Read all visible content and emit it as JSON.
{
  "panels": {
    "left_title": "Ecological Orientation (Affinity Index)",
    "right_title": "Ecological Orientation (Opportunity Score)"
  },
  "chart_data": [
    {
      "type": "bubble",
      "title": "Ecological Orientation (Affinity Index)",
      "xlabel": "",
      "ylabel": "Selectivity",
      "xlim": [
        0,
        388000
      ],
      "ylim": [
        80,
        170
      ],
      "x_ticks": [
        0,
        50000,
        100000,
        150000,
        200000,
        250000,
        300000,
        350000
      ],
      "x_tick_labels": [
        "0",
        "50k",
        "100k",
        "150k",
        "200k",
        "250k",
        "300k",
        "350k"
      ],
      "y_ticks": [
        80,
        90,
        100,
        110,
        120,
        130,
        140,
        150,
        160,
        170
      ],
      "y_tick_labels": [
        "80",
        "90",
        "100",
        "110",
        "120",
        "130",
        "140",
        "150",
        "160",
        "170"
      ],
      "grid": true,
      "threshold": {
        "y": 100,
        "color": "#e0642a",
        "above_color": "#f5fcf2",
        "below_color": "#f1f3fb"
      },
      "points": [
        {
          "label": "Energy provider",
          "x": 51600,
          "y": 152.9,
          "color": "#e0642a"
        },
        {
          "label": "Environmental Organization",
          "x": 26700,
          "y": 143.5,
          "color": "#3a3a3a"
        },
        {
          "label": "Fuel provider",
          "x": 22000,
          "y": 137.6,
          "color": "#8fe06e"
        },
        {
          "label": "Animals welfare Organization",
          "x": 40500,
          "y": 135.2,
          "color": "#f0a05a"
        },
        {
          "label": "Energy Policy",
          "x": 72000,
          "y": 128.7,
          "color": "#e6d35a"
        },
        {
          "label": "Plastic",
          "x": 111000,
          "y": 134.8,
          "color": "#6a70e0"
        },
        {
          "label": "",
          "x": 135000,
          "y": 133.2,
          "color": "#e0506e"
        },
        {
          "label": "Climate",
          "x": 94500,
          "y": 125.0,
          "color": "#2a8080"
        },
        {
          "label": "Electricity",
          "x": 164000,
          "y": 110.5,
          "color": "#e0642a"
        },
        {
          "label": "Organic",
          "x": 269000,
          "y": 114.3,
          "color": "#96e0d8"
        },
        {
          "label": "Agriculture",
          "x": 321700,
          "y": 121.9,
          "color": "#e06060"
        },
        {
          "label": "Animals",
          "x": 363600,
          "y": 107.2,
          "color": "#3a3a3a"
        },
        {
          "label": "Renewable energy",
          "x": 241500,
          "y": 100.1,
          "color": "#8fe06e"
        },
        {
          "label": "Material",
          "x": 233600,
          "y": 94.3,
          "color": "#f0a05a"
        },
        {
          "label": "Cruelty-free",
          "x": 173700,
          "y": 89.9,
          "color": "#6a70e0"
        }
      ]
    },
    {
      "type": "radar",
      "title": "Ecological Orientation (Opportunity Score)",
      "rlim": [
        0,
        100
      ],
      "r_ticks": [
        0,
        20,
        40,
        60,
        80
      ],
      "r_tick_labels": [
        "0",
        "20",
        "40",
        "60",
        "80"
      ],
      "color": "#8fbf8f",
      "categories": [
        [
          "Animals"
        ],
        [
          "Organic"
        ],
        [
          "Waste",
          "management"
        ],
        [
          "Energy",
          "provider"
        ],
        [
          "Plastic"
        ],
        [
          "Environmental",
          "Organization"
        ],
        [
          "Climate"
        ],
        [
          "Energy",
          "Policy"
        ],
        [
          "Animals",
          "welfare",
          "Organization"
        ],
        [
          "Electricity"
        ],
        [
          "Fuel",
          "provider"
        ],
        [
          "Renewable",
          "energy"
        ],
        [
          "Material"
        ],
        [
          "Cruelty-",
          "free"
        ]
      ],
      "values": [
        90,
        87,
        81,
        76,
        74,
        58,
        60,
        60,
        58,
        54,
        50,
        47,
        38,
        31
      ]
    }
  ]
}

===============

» WHAT THE TASK REQUIRES
Search the data for "Orientation". Copy every line that has it.

» SOLUTION FOR THIS TASK
    "left_title": "Ecological Orientation (Affinity Index)",
    "right_title": "Ecological Orientation (Opportunity Score)"
      "title": "Ecological Orientation (Affinity Index)",
      "title": "Ecological Orientation (Opportunity Score)",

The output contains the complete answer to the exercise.